● **OBJECTIVE**:
Leave out the pictures and restate the rest of the data exactly.
** BEGIN **
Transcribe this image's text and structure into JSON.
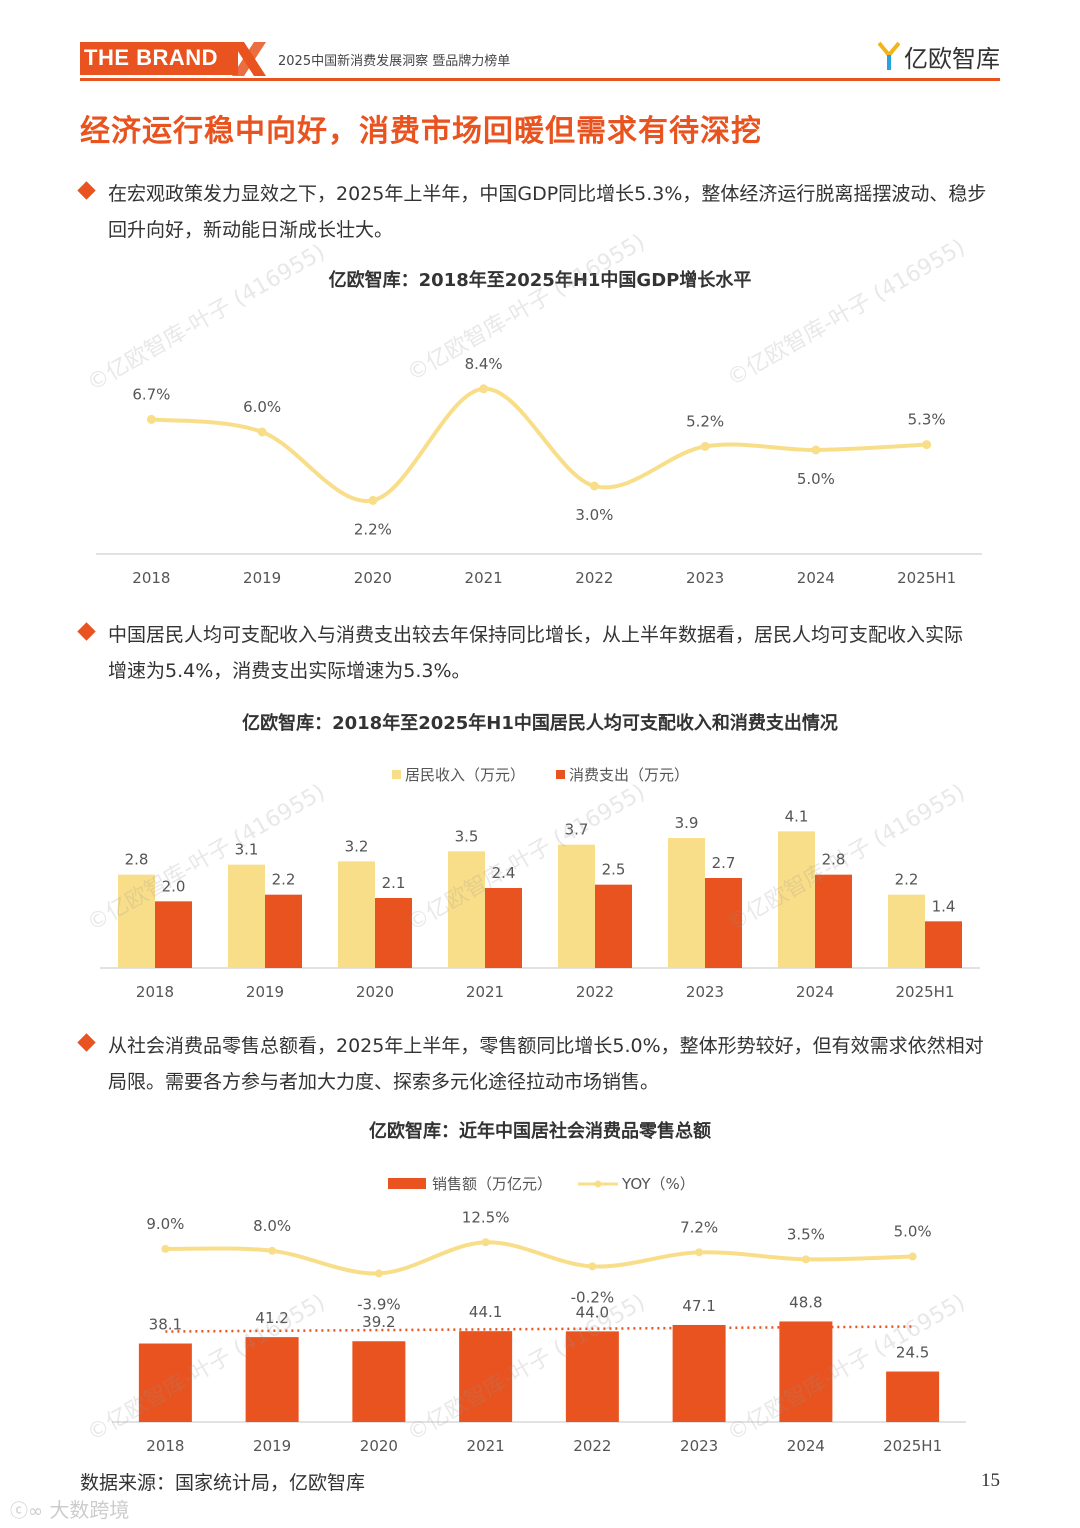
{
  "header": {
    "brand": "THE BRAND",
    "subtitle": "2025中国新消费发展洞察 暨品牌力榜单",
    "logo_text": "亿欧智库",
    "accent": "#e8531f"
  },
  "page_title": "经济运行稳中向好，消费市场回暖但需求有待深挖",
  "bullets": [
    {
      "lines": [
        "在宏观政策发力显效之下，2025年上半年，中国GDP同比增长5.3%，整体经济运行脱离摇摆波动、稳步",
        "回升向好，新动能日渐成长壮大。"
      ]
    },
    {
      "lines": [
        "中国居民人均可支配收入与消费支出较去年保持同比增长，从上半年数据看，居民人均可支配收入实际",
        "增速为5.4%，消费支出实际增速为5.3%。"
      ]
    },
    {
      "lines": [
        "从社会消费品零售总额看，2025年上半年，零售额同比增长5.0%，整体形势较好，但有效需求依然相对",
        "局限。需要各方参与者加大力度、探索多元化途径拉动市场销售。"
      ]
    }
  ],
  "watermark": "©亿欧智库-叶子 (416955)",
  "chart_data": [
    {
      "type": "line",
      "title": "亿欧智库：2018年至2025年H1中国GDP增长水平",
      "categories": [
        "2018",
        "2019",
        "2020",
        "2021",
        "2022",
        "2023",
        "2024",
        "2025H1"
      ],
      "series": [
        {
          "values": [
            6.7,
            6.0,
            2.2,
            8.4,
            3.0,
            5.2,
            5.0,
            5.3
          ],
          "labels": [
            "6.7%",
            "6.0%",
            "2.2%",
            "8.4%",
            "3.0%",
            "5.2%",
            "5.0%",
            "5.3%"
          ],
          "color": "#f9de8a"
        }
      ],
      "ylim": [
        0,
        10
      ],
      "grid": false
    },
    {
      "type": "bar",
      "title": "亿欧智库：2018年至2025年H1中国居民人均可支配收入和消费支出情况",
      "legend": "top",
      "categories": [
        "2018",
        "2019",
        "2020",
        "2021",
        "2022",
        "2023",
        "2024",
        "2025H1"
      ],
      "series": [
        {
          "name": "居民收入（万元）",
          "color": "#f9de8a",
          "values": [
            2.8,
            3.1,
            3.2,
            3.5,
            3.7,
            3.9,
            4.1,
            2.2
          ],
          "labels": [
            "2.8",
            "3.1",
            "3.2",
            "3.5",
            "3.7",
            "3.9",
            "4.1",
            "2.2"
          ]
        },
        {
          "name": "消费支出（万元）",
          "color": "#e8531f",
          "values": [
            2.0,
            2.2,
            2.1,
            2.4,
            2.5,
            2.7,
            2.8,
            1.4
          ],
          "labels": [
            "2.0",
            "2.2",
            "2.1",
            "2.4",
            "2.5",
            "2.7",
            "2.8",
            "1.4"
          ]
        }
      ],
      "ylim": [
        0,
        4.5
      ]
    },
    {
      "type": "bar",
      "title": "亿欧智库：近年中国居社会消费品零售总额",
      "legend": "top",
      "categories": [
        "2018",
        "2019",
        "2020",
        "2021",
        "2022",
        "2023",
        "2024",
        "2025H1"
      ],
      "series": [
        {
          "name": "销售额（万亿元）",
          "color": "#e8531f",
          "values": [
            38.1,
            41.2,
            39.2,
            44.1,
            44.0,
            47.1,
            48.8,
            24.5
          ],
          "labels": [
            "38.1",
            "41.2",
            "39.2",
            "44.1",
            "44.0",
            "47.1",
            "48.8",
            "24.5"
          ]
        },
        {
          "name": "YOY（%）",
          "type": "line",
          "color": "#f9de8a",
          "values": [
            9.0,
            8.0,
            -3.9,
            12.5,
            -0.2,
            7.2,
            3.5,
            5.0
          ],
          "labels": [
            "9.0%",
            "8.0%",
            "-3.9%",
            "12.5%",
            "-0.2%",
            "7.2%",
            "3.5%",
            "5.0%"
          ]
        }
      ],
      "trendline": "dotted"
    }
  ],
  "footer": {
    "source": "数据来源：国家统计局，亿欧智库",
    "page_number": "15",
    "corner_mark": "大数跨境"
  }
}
** END **
● **PROBLEM SOLUTION**:
Transcribe this image's text and structure into JSON.
{
  "header": {
    "brand": "THE BRAND",
    "subtitle": "2025中国新消费发展洞察 暨品牌力榜单",
    "logo_text": "亿欧智库",
    "accent": "#e8531f"
  },
  "page_title": "经济运行稳中向好，消费市场回暖但需求有待深挖",
  "bullets": [
    {
      "lines": [
        "在宏观政策发力显效之下，2025年上半年，中国GDP同比增长5.3%，整体经济运行脱离摇摆波动、稳步",
        "回升向好，新动能日渐成长壮大。"
      ]
    },
    {
      "lines": [
        "中国居民人均可支配收入与消费支出较去年保持同比增长，从上半年数据看，居民人均可支配收入实际",
        "增速为5.4%，消费支出实际增速为5.3%。"
      ]
    },
    {
      "lines": [
        "从社会消费品零售总额看，2025年上半年，零售额同比增长5.0%，整体形势较好，但有效需求依然相对",
        "局限。需要各方参与者加大力度、探索多元化途径拉动市场销售。"
      ]
    }
  ],
  "watermark": "©亿欧智库-叶子 (416955)",
  "chart_data": [
    {
      "type": "line",
      "title": "亿欧智库：2018年至2025年H1中国GDP增长水平",
      "categories": [
        "2018",
        "2019",
        "2020",
        "2021",
        "2022",
        "2023",
        "2024",
        "2025H1"
      ],
      "series": [
        {
          "values": [
            6.7,
            6.0,
            2.2,
            8.4,
            3.0,
            5.2,
            5.0,
            5.3
          ],
          "labels": [
            "6.7%",
            "6.0%",
            "2.2%",
            "8.4%",
            "3.0%",
            "5.2%",
            "5.0%",
            "5.3%"
          ],
          "color": "#f9de8a"
        }
      ],
      "ylim": [
        0,
        10
      ],
      "grid": false
    },
    {
      "type": "bar",
      "title": "亿欧智库：2018年至2025年H1中国居民人均可支配收入和消费支出情况",
      "legend": "top",
      "categories": [
        "2018",
        "2019",
        "2020",
        "2021",
        "2022",
        "2023",
        "2024",
        "2025H1"
      ],
      "series": [
        {
          "name": "居民收入（万元）",
          "color": "#f9de8a",
          "values": [
            2.8,
            3.1,
            3.2,
            3.5,
            3.7,
            3.9,
            4.1,
            2.2
          ],
          "labels": [
            "2.8",
            "3.1",
            "3.2",
            "3.5",
            "3.7",
            "3.9",
            "4.1",
            "2.2"
          ]
        },
        {
          "name": "消费支出（万元）",
          "color": "#e8531f",
          "values": [
            2.0,
            2.2,
            2.1,
            2.4,
            2.5,
            2.7,
            2.8,
            1.4
          ],
          "labels": [
            "2.0",
            "2.2",
            "2.1",
            "2.4",
            "2.5",
            "2.7",
            "2.8",
            "1.4"
          ]
        }
      ],
      "ylim": [
        0,
        4.5
      ]
    },
    {
      "type": "bar",
      "title": "亿欧智库：近年中国居社会消费品零售总额",
      "legend": "top",
      "categories": [
        "2018",
        "2019",
        "2020",
        "2021",
        "2022",
        "2023",
        "2024",
        "2025H1"
      ],
      "series": [
        {
          "name": "销售额（万亿元）",
          "color": "#e8531f",
          "values": [
            38.1,
            41.2,
            39.2,
            44.1,
            44.0,
            47.1,
            48.8,
            24.5
          ],
          "labels": [
            "38.1",
            "41.2",
            "39.2",
            "44.1",
            "44.0",
            "47.1",
            "48.8",
            "24.5"
          ]
        },
        {
          "name": "YOY（%）",
          "type": "line",
          "color": "#f9de8a",
          "values": [
            9.0,
            8.0,
            -3.9,
            12.5,
            -0.2,
            7.2,
            3.5,
            5.0
          ],
          "labels": [
            "9.0%",
            "8.0%",
            "-3.9%",
            "12.5%",
            "-0.2%",
            "7.2%",
            "3.5%",
            "5.0%"
          ]
        }
      ],
      "trendline": "dotted"
    }
  ],
  "footer": {
    "source": "数据来源：国家统计局，亿欧智库",
    "page_number": "15",
    "corner_mark": "大数跨境"
  }
}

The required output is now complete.